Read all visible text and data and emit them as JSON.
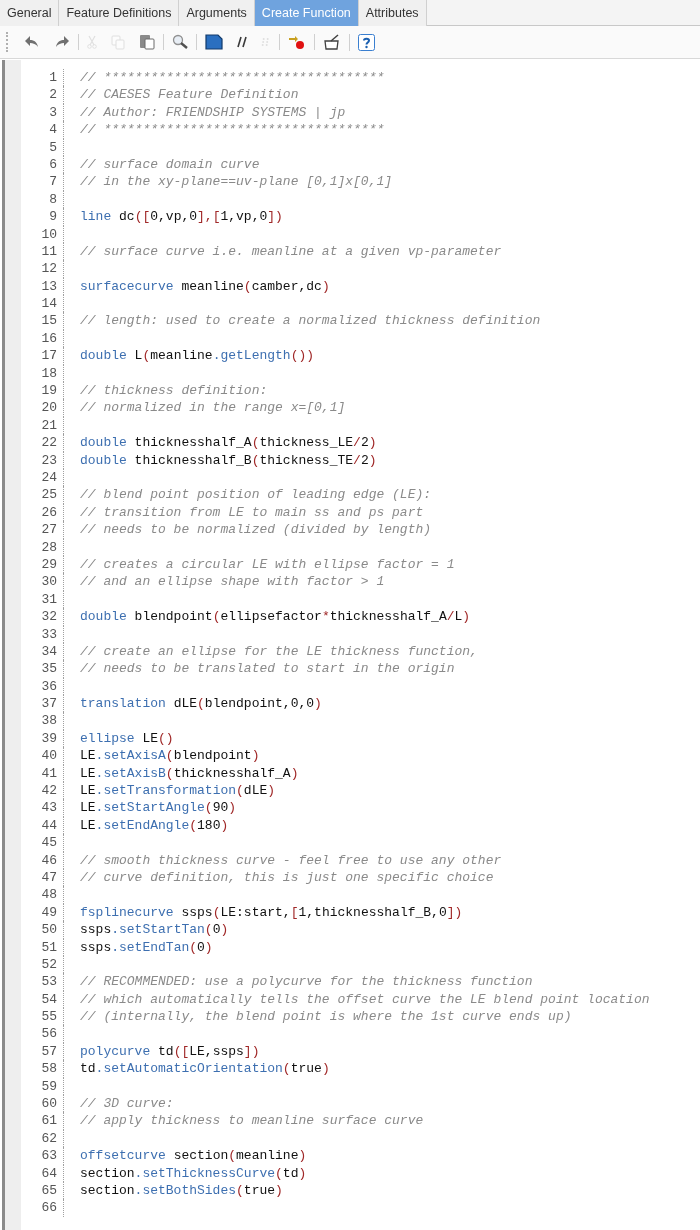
{
  "tabs": [
    {
      "label": "General",
      "selected": false
    },
    {
      "label": "Feature Definitions",
      "selected": false
    },
    {
      "label": "Arguments",
      "selected": false
    },
    {
      "label": "Create Function",
      "selected": true
    },
    {
      "label": "Attributes",
      "selected": false
    }
  ],
  "toolbar": [
    [
      {
        "kind": "undo",
        "disabled": false
      },
      {
        "kind": "redo",
        "disabled": false
      }
    ],
    [
      {
        "kind": "cut",
        "disabled": true
      },
      {
        "kind": "copy",
        "disabled": true
      },
      {
        "kind": "paste",
        "disabled": false
      }
    ],
    [
      {
        "kind": "find",
        "disabled": false
      }
    ],
    [
      {
        "kind": "shape",
        "disabled": false
      },
      {
        "kind": "comment",
        "disabled": false
      },
      {
        "kind": "uncomment",
        "disabled": true
      }
    ],
    [
      {
        "kind": "insert",
        "disabled": false
      }
    ],
    [
      {
        "kind": "clear",
        "disabled": false
      }
    ],
    [
      {
        "kind": "help",
        "disabled": false
      }
    ]
  ],
  "editor": {
    "lines": [
      {
        "number": "1",
        "tokens": [
          {
            "kind": "comment",
            "text": "// ************************************"
          }
        ]
      },
      {
        "number": "2",
        "tokens": [
          {
            "kind": "comment",
            "text": "// CAESES Feature Definition"
          }
        ]
      },
      {
        "number": "3",
        "tokens": [
          {
            "kind": "comment",
            "text": "// Author: FRIENDSHIP SYSTEMS | jp"
          }
        ]
      },
      {
        "number": "4",
        "tokens": [
          {
            "kind": "comment",
            "text": "// ************************************"
          }
        ]
      },
      {
        "number": "5"
      },
      {
        "number": "6",
        "tokens": [
          {
            "kind": "comment",
            "text": "// surface domain curve"
          }
        ]
      },
      {
        "number": "7",
        "tokens": [
          {
            "kind": "comment",
            "text": "// in the xy-plane==uv-plane [0,1]x[0,1]"
          }
        ]
      },
      {
        "number": "8"
      },
      {
        "number": "9",
        "tokens": [
          {
            "kind": "keyword",
            "text": "line"
          },
          {
            "kind": "ident",
            "text": " dc"
          },
          {
            "kind": "punct",
            "text": "(["
          },
          {
            "kind": "ident",
            "text": "0,vp,0"
          },
          {
            "kind": "punct",
            "text": "],["
          },
          {
            "kind": "ident",
            "text": "1,vp,0"
          },
          {
            "kind": "punct",
            "text": "])"
          }
        ]
      },
      {
        "number": "10"
      },
      {
        "number": "11",
        "tokens": [
          {
            "kind": "comment",
            "text": "// surface curve i.e. meanline at a given vp-parameter"
          }
        ]
      },
      {
        "number": "12"
      },
      {
        "number": "13",
        "tokens": [
          {
            "kind": "keyword",
            "text": "surfacecurve"
          },
          {
            "kind": "ident",
            "text": " meanline"
          },
          {
            "kind": "punct",
            "text": "("
          },
          {
            "kind": "ident",
            "text": "camber,dc"
          },
          {
            "kind": "punct",
            "text": ")"
          }
        ]
      },
      {
        "number": "14"
      },
      {
        "number": "15",
        "tokens": [
          {
            "kind": "comment",
            "text": "// length: used to create a normalized thickness definition"
          }
        ]
      },
      {
        "number": "16"
      },
      {
        "number": "17",
        "tokens": [
          {
            "kind": "keyword",
            "text": "double"
          },
          {
            "kind": "ident",
            "text": " L"
          },
          {
            "kind": "punct",
            "text": "("
          },
          {
            "kind": "ident",
            "text": "meanline"
          },
          {
            "kind": "method",
            "text": ".getLength"
          },
          {
            "kind": "punct",
            "text": "())"
          }
        ]
      },
      {
        "number": "18"
      },
      {
        "number": "19",
        "tokens": [
          {
            "kind": "comment",
            "text": "// thickness definition:"
          }
        ]
      },
      {
        "number": "20",
        "tokens": [
          {
            "kind": "comment",
            "text": "// normalized in the range x=[0,1]"
          }
        ]
      },
      {
        "number": "21"
      },
      {
        "number": "22",
        "tokens": [
          {
            "kind": "keyword",
            "text": "double"
          },
          {
            "kind": "ident",
            "text": " thicknesshalf_A"
          },
          {
            "kind": "punct",
            "text": "("
          },
          {
            "kind": "ident",
            "text": "thickness_LE"
          },
          {
            "kind": "punct",
            "text": "/"
          },
          {
            "kind": "ident",
            "text": "2"
          },
          {
            "kind": "punct",
            "text": ")"
          }
        ]
      },
      {
        "number": "23",
        "tokens": [
          {
            "kind": "keyword",
            "text": "double"
          },
          {
            "kind": "ident",
            "text": " thicknesshalf_B"
          },
          {
            "kind": "punct",
            "text": "("
          },
          {
            "kind": "ident",
            "text": "thickness_TE"
          },
          {
            "kind": "punct",
            "text": "/"
          },
          {
            "kind": "ident",
            "text": "2"
          },
          {
            "kind": "punct",
            "text": ")"
          }
        ]
      },
      {
        "number": "24"
      },
      {
        "number": "25",
        "tokens": [
          {
            "kind": "comment",
            "text": "// blend point position of leading edge (LE):"
          }
        ]
      },
      {
        "number": "26",
        "tokens": [
          {
            "kind": "comment",
            "text": "// transition from LE to main ss and ps part"
          }
        ]
      },
      {
        "number": "27",
        "tokens": [
          {
            "kind": "comment",
            "text": "// needs to be normalized (divided by length)"
          }
        ]
      },
      {
        "number": "28"
      },
      {
        "number": "29",
        "tokens": [
          {
            "kind": "comment",
            "text": "// creates a circular LE with ellipse factor = 1"
          }
        ]
      },
      {
        "number": "30",
        "tokens": [
          {
            "kind": "comment",
            "text": "// and an ellipse shape with factor > 1"
          }
        ]
      },
      {
        "number": "31"
      },
      {
        "number": "32",
        "tokens": [
          {
            "kind": "keyword",
            "text": "double"
          },
          {
            "kind": "ident",
            "text": " blendpoint"
          },
          {
            "kind": "punct",
            "text": "("
          },
          {
            "kind": "ident",
            "text": "ellipsefactor"
          },
          {
            "kind": "punct",
            "text": "*"
          },
          {
            "kind": "ident",
            "text": "thicknesshalf_A"
          },
          {
            "kind": "punct",
            "text": "/"
          },
          {
            "kind": "ident",
            "text": "L"
          },
          {
            "kind": "punct",
            "text": ")"
          }
        ]
      },
      {
        "number": "33"
      },
      {
        "number": "34",
        "tokens": [
          {
            "kind": "comment",
            "text": "// create an ellipse for the LE thickness function,"
          }
        ]
      },
      {
        "number": "35",
        "tokens": [
          {
            "kind": "comment",
            "text": "// needs to be translated to start in the origin"
          }
        ]
      },
      {
        "number": "36"
      },
      {
        "number": "37",
        "tokens": [
          {
            "kind": "keyword",
            "text": "translation"
          },
          {
            "kind": "ident",
            "text": " dLE"
          },
          {
            "kind": "punct",
            "text": "("
          },
          {
            "kind": "ident",
            "text": "blendpoint,0,0"
          },
          {
            "kind": "punct",
            "text": ")"
          }
        ]
      },
      {
        "number": "38"
      },
      {
        "number": "39",
        "tokens": [
          {
            "kind": "keyword",
            "text": "ellipse"
          },
          {
            "kind": "ident",
            "text": " LE"
          },
          {
            "kind": "punct",
            "text": "()"
          }
        ]
      },
      {
        "number": "40",
        "tokens": [
          {
            "kind": "ident",
            "text": "LE"
          },
          {
            "kind": "method",
            "text": ".setAxisA"
          },
          {
            "kind": "punct",
            "text": "("
          },
          {
            "kind": "ident",
            "text": "blendpoint"
          },
          {
            "kind": "punct",
            "text": ")"
          }
        ]
      },
      {
        "number": "41",
        "tokens": [
          {
            "kind": "ident",
            "text": "LE"
          },
          {
            "kind": "method",
            "text": ".setAxisB"
          },
          {
            "kind": "punct",
            "text": "("
          },
          {
            "kind": "ident",
            "text": "thicknesshalf_A"
          },
          {
            "kind": "punct",
            "text": ")"
          }
        ]
      },
      {
        "number": "42",
        "tokens": [
          {
            "kind": "ident",
            "text": "LE"
          },
          {
            "kind": "method",
            "text": ".setTransformation"
          },
          {
            "kind": "punct",
            "text": "("
          },
          {
            "kind": "ident",
            "text": "dLE"
          },
          {
            "kind": "punct",
            "text": ")"
          }
        ]
      },
      {
        "number": "43",
        "tokens": [
          {
            "kind": "ident",
            "text": "LE"
          },
          {
            "kind": "method",
            "text": ".setStartAngle"
          },
          {
            "kind": "punct",
            "text": "("
          },
          {
            "kind": "ident",
            "text": "90"
          },
          {
            "kind": "punct",
            "text": ")"
          }
        ]
      },
      {
        "number": "44",
        "tokens": [
          {
            "kind": "ident",
            "text": "LE"
          },
          {
            "kind": "method",
            "text": ".setEndAngle"
          },
          {
            "kind": "punct",
            "text": "("
          },
          {
            "kind": "ident",
            "text": "180"
          },
          {
            "kind": "punct",
            "text": ")"
          }
        ]
      },
      {
        "number": "45"
      },
      {
        "number": "46",
        "tokens": [
          {
            "kind": "comment",
            "text": "// smooth thickness curve - feel free to use any other"
          }
        ]
      },
      {
        "number": "47",
        "tokens": [
          {
            "kind": "comment",
            "text": "// curve definition, this is just one specific choice"
          }
        ]
      },
      {
        "number": "48"
      },
      {
        "number": "49",
        "tokens": [
          {
            "kind": "keyword",
            "text": "fsplinecurve"
          },
          {
            "kind": "ident",
            "text": " ssps"
          },
          {
            "kind": "punct",
            "text": "("
          },
          {
            "kind": "ident",
            "text": "LE:start,"
          },
          {
            "kind": "punct",
            "text": "["
          },
          {
            "kind": "ident",
            "text": "1,thicknesshalf_B,0"
          },
          {
            "kind": "punct",
            "text": "])"
          }
        ]
      },
      {
        "number": "50",
        "tokens": [
          {
            "kind": "ident",
            "text": "ssps"
          },
          {
            "kind": "method",
            "text": ".setStartTan"
          },
          {
            "kind": "punct",
            "text": "("
          },
          {
            "kind": "ident",
            "text": "0"
          },
          {
            "kind": "punct",
            "text": ")"
          }
        ]
      },
      {
        "number": "51",
        "tokens": [
          {
            "kind": "ident",
            "text": "ssps"
          },
          {
            "kind": "method",
            "text": ".setEndTan"
          },
          {
            "kind": "punct",
            "text": "("
          },
          {
            "kind": "ident",
            "text": "0"
          },
          {
            "kind": "punct",
            "text": ")"
          }
        ]
      },
      {
        "number": "52"
      },
      {
        "number": "53",
        "tokens": [
          {
            "kind": "comment",
            "text": "// RECOMMENDED: use a polycurve for the thickness function"
          }
        ]
      },
      {
        "number": "54",
        "tokens": [
          {
            "kind": "comment",
            "text": "// which automatically tells the offset curve the LE blend point location"
          }
        ]
      },
      {
        "number": "55",
        "tokens": [
          {
            "kind": "comment",
            "text": "// (internally, the blend point is where the 1st curve ends up)"
          }
        ]
      },
      {
        "number": "56"
      },
      {
        "number": "57",
        "tokens": [
          {
            "kind": "keyword",
            "text": "polycurve"
          },
          {
            "kind": "ident",
            "text": " td"
          },
          {
            "kind": "punct",
            "text": "(["
          },
          {
            "kind": "ident",
            "text": "LE,ssps"
          },
          {
            "kind": "punct",
            "text": "])"
          }
        ]
      },
      {
        "number": "58",
        "tokens": [
          {
            "kind": "ident",
            "text": "td"
          },
          {
            "kind": "method",
            "text": ".setAutomaticOrientation"
          },
          {
            "kind": "punct",
            "text": "("
          },
          {
            "kind": "ident",
            "text": "true"
          },
          {
            "kind": "punct",
            "text": ")"
          }
        ]
      },
      {
        "number": "59"
      },
      {
        "number": "60",
        "tokens": [
          {
            "kind": "comment",
            "text": "// 3D curve:"
          }
        ]
      },
      {
        "number": "61",
        "tokens": [
          {
            "kind": "comment",
            "text": "// apply thickness to meanline surface curve"
          }
        ]
      },
      {
        "number": "62"
      },
      {
        "number": "63",
        "tokens": [
          {
            "kind": "keyword",
            "text": "offsetcurve"
          },
          {
            "kind": "ident",
            "text": " section"
          },
          {
            "kind": "punct",
            "text": "("
          },
          {
            "kind": "ident",
            "text": "meanline"
          },
          {
            "kind": "punct",
            "text": ")"
          }
        ]
      },
      {
        "number": "64",
        "tokens": [
          {
            "kind": "ident",
            "text": "section"
          },
          {
            "kind": "method",
            "text": ".setThicknessCurve"
          },
          {
            "kind": "punct",
            "text": "("
          },
          {
            "kind": "ident",
            "text": "td"
          },
          {
            "kind": "punct",
            "text": ")"
          }
        ]
      },
      {
        "number": "65",
        "tokens": [
          {
            "kind": "ident",
            "text": "section"
          },
          {
            "kind": "method",
            "text": ".setBothSides"
          },
          {
            "kind": "punct",
            "text": "("
          },
          {
            "kind": "ident",
            "text": "true"
          },
          {
            "kind": "punct",
            "text": ")"
          }
        ]
      },
      {
        "number": "66"
      }
    ]
  }
}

====

» **BRIEF**:
Collect each line holding the string "ssps".

» **WORKED SOLUTION**:
            "text": " ssps"
            "text": "ssps"
            "text": "ssps"
            "text": "LE,ssps"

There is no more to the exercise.